(Entries from a visual dataset)
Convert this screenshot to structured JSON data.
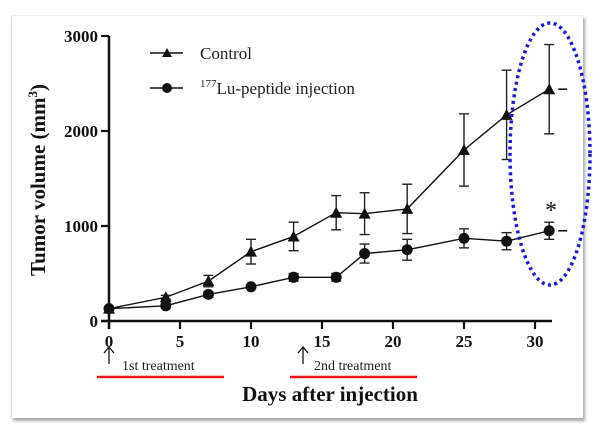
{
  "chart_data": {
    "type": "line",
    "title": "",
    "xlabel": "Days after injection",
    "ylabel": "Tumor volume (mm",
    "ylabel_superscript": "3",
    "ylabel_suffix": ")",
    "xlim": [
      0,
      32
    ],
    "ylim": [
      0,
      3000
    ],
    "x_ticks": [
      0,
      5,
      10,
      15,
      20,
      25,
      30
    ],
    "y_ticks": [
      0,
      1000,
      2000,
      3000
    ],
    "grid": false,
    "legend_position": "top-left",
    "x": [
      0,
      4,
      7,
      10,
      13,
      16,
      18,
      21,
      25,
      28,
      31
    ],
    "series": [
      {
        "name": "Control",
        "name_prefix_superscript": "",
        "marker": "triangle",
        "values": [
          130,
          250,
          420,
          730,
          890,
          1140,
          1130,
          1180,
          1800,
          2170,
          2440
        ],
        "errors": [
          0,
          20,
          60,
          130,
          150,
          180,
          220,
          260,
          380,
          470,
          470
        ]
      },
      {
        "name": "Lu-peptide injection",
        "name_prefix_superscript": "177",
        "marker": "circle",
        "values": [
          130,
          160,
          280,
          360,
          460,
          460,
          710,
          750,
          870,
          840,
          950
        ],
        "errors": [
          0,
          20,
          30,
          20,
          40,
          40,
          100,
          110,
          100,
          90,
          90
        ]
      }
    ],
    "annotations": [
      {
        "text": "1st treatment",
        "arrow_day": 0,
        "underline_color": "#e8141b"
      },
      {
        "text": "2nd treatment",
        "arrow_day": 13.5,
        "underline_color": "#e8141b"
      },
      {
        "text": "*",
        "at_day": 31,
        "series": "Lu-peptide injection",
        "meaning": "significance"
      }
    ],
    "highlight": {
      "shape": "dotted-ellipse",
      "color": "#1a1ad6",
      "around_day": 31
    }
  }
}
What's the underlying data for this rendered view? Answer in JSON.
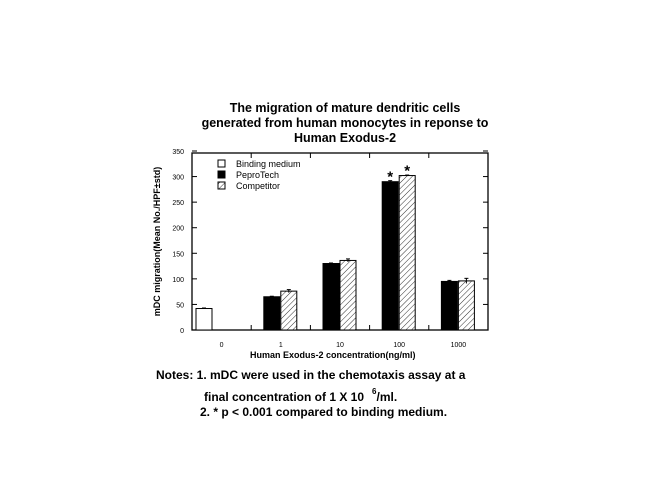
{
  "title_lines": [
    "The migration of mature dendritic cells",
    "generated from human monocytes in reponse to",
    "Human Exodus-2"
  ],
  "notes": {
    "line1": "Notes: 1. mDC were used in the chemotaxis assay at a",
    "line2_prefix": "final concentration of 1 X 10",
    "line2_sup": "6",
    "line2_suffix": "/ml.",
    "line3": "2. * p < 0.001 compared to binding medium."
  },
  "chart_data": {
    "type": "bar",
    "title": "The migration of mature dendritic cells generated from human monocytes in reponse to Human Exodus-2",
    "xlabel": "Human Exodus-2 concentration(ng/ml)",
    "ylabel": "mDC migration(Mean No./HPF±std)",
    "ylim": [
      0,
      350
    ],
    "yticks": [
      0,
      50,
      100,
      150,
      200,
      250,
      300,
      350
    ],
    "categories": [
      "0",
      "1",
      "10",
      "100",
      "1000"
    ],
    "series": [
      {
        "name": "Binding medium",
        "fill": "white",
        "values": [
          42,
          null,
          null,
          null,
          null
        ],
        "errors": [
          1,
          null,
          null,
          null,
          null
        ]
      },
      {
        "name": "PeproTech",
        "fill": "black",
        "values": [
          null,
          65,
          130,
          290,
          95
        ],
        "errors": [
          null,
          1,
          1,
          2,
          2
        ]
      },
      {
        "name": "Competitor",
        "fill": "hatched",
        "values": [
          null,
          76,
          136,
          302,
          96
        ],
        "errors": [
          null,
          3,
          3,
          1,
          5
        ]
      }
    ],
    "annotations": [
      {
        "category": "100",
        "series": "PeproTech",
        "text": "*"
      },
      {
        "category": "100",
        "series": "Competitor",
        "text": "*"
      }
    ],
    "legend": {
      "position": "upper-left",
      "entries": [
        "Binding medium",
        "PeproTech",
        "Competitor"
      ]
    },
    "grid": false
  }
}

To do. This calls for each record above to be set down exactly, with the images skipped.

Completed task.
Convert this screenshot to structured JSON data.
{
  "chart_data": {
    "type": "line",
    "title": "",
    "xlabel": "Days after injection",
    "ylabel": "Tumor volume (mm",
    "ylabel_superscript": "3",
    "ylabel_suffix": ")",
    "xlim": [
      0,
      32
    ],
    "ylim": [
      0,
      3000
    ],
    "x_ticks": [
      0,
      5,
      10,
      15,
      20,
      25,
      30
    ],
    "y_ticks": [
      0,
      1000,
      2000,
      3000
    ],
    "grid": false,
    "legend_position": "top-left",
    "x": [
      0,
      4,
      7,
      10,
      13,
      16,
      18,
      21,
      25,
      28,
      31
    ],
    "series": [
      {
        "name": "Control",
        "name_prefix_superscript": "",
        "marker": "triangle",
        "values": [
          130,
          250,
          420,
          730,
          890,
          1140,
          1130,
          1180,
          1800,
          2170,
          2440
        ],
        "errors": [
          0,
          20,
          60,
          130,
          150,
          180,
          220,
          260,
          380,
          470,
          470
        ]
      },
      {
        "name": "Lu-peptide injection",
        "name_prefix_superscript": "177",
        "marker": "circle",
        "values": [
          130,
          160,
          280,
          360,
          460,
          460,
          710,
          750,
          870,
          840,
          950
        ],
        "errors": [
          0,
          20,
          30,
          20,
          40,
          40,
          100,
          110,
          100,
          90,
          90
        ]
      }
    ],
    "annotations": [
      {
        "text": "1st treatment",
        "arrow_day": 0,
        "underline_color": "#e8141b"
      },
      {
        "text": "2nd treatment",
        "arrow_day": 13.5,
        "underline_color": "#e8141b"
      },
      {
        "text": "*",
        "at_day": 31,
        "series": "Lu-peptide injection",
        "meaning": "significance"
      }
    ],
    "highlight": {
      "shape": "dotted-ellipse",
      "color": "#1a1ad6",
      "around_day": 31
    }
  }
}
What's the underlying data for this rendered view? Answer in JSON.
{
  "title_lines": [
    "The migration of mature dendritic cells",
    "generated from human monocytes in reponse to",
    "Human Exodus-2"
  ],
  "notes": {
    "line1": "Notes: 1. mDC were used in the chemotaxis assay at a",
    "line2_prefix": "final concentration of 1 X 10",
    "line2_sup": "6",
    "line2_suffix": "/ml.",
    "line3": "2. * p < 0.001 compared to binding medium."
  },
  "chart_data": {
    "type": "bar",
    "title": "The migration of mature dendritic cells generated from human monocytes in reponse to Human Exodus-2",
    "xlabel": "Human Exodus-2 concentration(ng/ml)",
    "ylabel": "mDC migration(Mean No./HPF±std)",
    "ylim": [
      0,
      350
    ],
    "yticks": [
      0,
      50,
      100,
      150,
      200,
      250,
      300,
      350
    ],
    "categories": [
      "0",
      "1",
      "10",
      "100",
      "1000"
    ],
    "series": [
      {
        "name": "Binding medium",
        "fill": "white",
        "values": [
          42,
          null,
          null,
          null,
          null
        ],
        "errors": [
          1,
          null,
          null,
          null,
          null
        ]
      },
      {
        "name": "PeproTech",
        "fill": "black",
        "values": [
          null,
          65,
          130,
          290,
          95
        ],
        "errors": [
          null,
          1,
          1,
          2,
          2
        ]
      },
      {
        "name": "Competitor",
        "fill": "hatched",
        "values": [
          null,
          76,
          136,
          302,
          96
        ],
        "errors": [
          null,
          3,
          3,
          1,
          5
        ]
      }
    ],
    "annotations": [
      {
        "category": "100",
        "series": "PeproTech",
        "text": "*"
      },
      {
        "category": "100",
        "series": "Competitor",
        "text": "*"
      }
    ],
    "legend": {
      "position": "upper-left",
      "entries": [
        "Binding medium",
        "PeproTech",
        "Competitor"
      ]
    },
    "grid": false
  }
}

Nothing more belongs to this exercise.